Item position entries:
------------------------------

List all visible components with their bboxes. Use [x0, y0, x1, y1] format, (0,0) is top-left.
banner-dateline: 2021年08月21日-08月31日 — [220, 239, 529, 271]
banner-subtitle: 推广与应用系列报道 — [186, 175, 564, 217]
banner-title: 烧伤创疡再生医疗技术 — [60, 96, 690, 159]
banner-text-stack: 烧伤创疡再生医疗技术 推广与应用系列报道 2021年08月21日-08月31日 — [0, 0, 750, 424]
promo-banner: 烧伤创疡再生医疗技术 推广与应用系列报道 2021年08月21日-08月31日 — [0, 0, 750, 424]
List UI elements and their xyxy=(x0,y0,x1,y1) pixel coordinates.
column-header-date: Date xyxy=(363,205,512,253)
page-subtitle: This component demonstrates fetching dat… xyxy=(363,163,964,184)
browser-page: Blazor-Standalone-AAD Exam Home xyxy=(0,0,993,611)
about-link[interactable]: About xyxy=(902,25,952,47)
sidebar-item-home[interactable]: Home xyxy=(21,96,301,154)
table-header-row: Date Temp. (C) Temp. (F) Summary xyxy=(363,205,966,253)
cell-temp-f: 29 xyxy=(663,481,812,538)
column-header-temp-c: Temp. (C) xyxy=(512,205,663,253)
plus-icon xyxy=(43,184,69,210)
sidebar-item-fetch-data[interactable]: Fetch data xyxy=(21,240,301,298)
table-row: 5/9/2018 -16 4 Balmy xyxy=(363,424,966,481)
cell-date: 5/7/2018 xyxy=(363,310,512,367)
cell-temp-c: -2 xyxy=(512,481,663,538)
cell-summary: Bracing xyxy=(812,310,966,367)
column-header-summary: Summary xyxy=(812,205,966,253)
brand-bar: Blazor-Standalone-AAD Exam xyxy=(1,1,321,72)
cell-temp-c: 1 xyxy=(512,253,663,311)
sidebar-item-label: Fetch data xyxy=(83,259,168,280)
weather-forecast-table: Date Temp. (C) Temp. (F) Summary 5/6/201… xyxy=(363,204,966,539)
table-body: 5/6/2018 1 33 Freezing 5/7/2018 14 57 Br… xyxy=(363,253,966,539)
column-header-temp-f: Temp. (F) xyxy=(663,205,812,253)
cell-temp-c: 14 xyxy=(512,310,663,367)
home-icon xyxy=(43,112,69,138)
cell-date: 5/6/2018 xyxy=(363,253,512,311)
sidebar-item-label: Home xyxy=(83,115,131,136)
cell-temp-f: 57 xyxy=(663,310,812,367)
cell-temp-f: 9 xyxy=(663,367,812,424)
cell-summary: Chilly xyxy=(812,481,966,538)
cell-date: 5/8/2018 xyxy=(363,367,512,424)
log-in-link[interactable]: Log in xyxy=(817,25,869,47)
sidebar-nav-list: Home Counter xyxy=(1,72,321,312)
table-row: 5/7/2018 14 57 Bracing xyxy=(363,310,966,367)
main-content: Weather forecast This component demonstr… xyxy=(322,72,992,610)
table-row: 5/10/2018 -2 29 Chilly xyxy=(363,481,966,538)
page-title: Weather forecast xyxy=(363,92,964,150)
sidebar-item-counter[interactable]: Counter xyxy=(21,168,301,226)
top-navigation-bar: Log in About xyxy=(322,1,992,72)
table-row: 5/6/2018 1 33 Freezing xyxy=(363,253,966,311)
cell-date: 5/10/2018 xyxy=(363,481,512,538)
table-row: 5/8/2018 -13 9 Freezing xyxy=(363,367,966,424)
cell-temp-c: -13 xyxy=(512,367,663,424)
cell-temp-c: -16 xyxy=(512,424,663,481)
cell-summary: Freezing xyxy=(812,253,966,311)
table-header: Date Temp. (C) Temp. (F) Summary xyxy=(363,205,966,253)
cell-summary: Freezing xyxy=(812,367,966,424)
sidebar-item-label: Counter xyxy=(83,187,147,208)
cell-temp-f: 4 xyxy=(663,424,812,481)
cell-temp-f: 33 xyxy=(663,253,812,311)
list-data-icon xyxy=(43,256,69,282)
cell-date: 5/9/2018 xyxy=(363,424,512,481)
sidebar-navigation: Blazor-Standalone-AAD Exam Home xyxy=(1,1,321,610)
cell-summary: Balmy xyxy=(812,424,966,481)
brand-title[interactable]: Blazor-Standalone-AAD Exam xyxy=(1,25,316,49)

------------------------------

▶ [Task]
Rewrite the material from its first line through the line containing "cell-temp-f: 57 xyxy=(663,310,812,367)", changing "sidebar-item-label" to "nav-item-label" and leaving everything else unchanged.

▶ [Solved problem]
List all visible components with their bboxes. Use [x0, y0, x1, y1] format, (0,0) is top-left.
banner-dateline: 2021年08月21日-08月31日 — [220, 239, 529, 271]
banner-subtitle: 推广与应用系列报道 — [186, 175, 564, 217]
banner-title: 烧伤创疡再生医疗技术 — [60, 96, 690, 159]
banner-text-stack: 烧伤创疡再生医疗技术 推广与应用系列报道 2021年08月21日-08月31日 — [0, 0, 750, 424]
promo-banner: 烧伤创疡再生医疗技术 推广与应用系列报道 2021年08月21日-08月31日 — [0, 0, 750, 424]
List UI elements and their xyxy=(x0,y0,x1,y1) pixel coordinates.
column-header-date: Date xyxy=(363,205,512,253)
page-subtitle: This component demonstrates fetching dat… xyxy=(363,163,964,184)
browser-page: Blazor-Standalone-AAD Exam Home xyxy=(0,0,993,611)
about-link[interactable]: About xyxy=(902,25,952,47)
sidebar-item-home[interactable]: Home xyxy=(21,96,301,154)
table-header-row: Date Temp. (C) Temp. (F) Summary xyxy=(363,205,966,253)
cell-temp-f: 29 xyxy=(663,481,812,538)
column-header-temp-c: Temp. (C) xyxy=(512,205,663,253)
plus-icon xyxy=(43,184,69,210)
sidebar-item-fetch-data[interactable]: Fetch data xyxy=(21,240,301,298)
table-row: 5/9/2018 -16 4 Balmy xyxy=(363,424,966,481)
cell-date: 5/7/2018 xyxy=(363,310,512,367)
cell-temp-c: -2 xyxy=(512,481,663,538)
cell-summary: Bracing xyxy=(812,310,966,367)
column-header-summary: Summary xyxy=(812,205,966,253)
brand-bar: Blazor-Standalone-AAD Exam xyxy=(1,1,321,72)
cell-temp-c: 1 xyxy=(512,253,663,311)
nav-item-label: Fetch data xyxy=(83,259,168,280)
weather-forecast-table: Date Temp. (C) Temp. (F) Summary 5/6/201… xyxy=(363,204,966,539)
table-body: 5/6/2018 1 33 Freezing 5/7/2018 14 57 Br… xyxy=(363,253,966,539)
column-header-temp-f: Temp. (F) xyxy=(663,205,812,253)
cell-temp-c: 14 xyxy=(512,310,663,367)
home-icon xyxy=(43,112,69,138)
cell-date: 5/6/2018 xyxy=(363,253,512,311)
nav-item-label: Home xyxy=(83,115,131,136)
cell-temp-f: 57 xyxy=(663,310,812,367)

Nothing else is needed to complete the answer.